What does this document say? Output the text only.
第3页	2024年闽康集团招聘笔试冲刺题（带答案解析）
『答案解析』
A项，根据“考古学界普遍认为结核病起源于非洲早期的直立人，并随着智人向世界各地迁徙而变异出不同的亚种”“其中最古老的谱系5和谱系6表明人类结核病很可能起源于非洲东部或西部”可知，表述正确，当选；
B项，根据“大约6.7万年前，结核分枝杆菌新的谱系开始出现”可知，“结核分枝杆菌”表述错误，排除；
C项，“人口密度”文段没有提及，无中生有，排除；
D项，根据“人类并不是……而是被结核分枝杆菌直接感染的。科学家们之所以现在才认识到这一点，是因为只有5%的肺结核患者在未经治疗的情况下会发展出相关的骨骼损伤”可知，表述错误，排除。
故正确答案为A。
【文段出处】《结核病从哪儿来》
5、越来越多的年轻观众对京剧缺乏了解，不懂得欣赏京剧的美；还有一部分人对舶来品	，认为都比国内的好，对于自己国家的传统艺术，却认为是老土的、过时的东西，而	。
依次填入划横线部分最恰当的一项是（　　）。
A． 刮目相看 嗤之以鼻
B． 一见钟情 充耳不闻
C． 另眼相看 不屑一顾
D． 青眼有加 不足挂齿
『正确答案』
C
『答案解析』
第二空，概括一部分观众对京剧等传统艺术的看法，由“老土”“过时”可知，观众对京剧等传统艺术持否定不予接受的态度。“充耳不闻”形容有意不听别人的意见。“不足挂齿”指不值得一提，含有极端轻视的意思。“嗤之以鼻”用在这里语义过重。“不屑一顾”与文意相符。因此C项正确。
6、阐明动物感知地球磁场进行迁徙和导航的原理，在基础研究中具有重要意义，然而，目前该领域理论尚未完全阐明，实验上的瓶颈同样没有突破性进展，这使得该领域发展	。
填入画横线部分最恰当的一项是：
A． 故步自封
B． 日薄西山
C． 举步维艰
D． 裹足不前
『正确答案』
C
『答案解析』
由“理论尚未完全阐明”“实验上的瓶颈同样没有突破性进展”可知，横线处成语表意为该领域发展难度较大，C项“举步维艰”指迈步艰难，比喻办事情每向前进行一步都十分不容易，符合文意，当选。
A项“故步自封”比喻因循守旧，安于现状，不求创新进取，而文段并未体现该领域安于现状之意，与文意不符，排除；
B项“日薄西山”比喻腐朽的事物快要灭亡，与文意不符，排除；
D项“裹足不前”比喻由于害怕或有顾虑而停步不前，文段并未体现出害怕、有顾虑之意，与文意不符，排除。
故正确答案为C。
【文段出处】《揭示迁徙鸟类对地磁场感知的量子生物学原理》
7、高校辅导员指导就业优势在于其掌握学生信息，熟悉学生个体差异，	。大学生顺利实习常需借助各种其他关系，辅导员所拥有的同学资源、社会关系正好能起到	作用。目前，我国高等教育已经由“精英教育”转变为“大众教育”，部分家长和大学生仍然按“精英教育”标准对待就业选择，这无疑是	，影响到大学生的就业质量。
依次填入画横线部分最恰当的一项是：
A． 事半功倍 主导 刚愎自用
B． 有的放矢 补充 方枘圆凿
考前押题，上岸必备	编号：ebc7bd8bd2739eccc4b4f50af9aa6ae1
◆ ◆ ◆ ◆ ◆
Copy the data above exactly. Every line must be included.

**Task solution:**
What does this document say? Output the text only.
第3页	2024年闽康集团招聘笔试冲刺题（带答案解析）
『答案解析』
A项，根据“考古学界普遍认为结核病起源于非洲早期的直立人，并随着智人向世界各地迁徙而变异出不同的亚种”“其中最古老的谱系5和谱系6表明人类结核病很可能起源于非洲东部或西部”可知，表述正确，当选；
B项，根据“大约6.7万年前，结核分枝杆菌新的谱系开始出现”可知，“结核分枝杆菌”表述错误，排除；
C项，“人口密度”文段没有提及，无中生有，排除；
D项，根据“人类并不是……而是被结核分枝杆菌直接感染的。科学家们之所以现在才认识到这一点，是因为只有5%的肺结核患者在未经治疗的情况下会发展出相关的骨骼损伤”可知，表述错误，排除。
故正确答案为A。
【文段出处】《结核病从哪儿来》
5、越来越多的年轻观众对京剧缺乏了解，不懂得欣赏京剧的美；还有一部分人对舶来品	，认为都比国内的好，对于自己国家的传统艺术，却认为是老土的、过时的东西，而	。
依次填入划横线部分最恰当的一项是（　　）。
A． 刮目相看 嗤之以鼻
B． 一见钟情 充耳不闻
C． 另眼相看 不屑一顾
D． 青眼有加 不足挂齿
『正确答案』
C
『答案解析』
第二空，概括一部分观众对京剧等传统艺术的看法，由“老土”“过时”可知，观众对京剧等传统艺术持否定不予接受的态度。“充耳不闻”形容有意不听别人的意见。“不足挂齿”指不值得一提，含有极端轻视的意思。“嗤之以鼻”用在这里语义过重。“不屑一顾”与文意相符。因此C项正确。
6、阐明动物感知地球磁场进行迁徙和导航的原理，在基础研究中具有重要意义，然而，目前该领域理论尚未完全阐明，实验上的瓶颈同样没有突破性进展，这使得该领域发展	。
填入画横线部分最恰当的一项是：
A． 故步自封
B． 日薄西山
C． 举步维艰
D． 裹足不前
『正确答案』
C
『答案解析』
由“理论尚未完全阐明”“实验上的瓶颈同样没有突破性进展”可知，横线处成语表意为该领域发展难度较大，C项“举步维艰”指迈步艰难，比喻办事情每向前进行一步都十分不容易，符合文意，当选。
A项“故步自封”比喻因循守旧，安于现状，不求创新进取，而文段并未体现该领域安于现状之意，与文意不符，排除；
B项“日薄西山”比喻腐朽的事物快要灭亡，与文意不符，排除；
D项“裹足不前”比喻由于害怕或有顾虑而停步不前，文段并未体现出害怕、有顾虑之意，与文意不符，排除。
故正确答案为C。
【文段出处】《揭示迁徙鸟类对地磁场感知的量子生物学原理》
7、高校辅导员指导就业优势在于其掌握学生信息，熟悉学生个体差异，	。大学生顺利实习常需借助各种其他关系，辅导员所拥有的同学资源、社会关系正好能起到	作用。目前，我国高等教育已经由“精英教育”转变为“大众教育”，部分家长和大学生仍然按“精英教育”标准对待就业选择，这无疑是	，影响到大学生的就业质量。
依次填入画横线部分最恰当的一项是：
A． 事半功倍 主导 刚愎自用
B． 有的放矢 补充 方枘圆凿
考前押题，上岸必备	编号：ebc7bd8bd2739eccc4b4f50af9aa6ae1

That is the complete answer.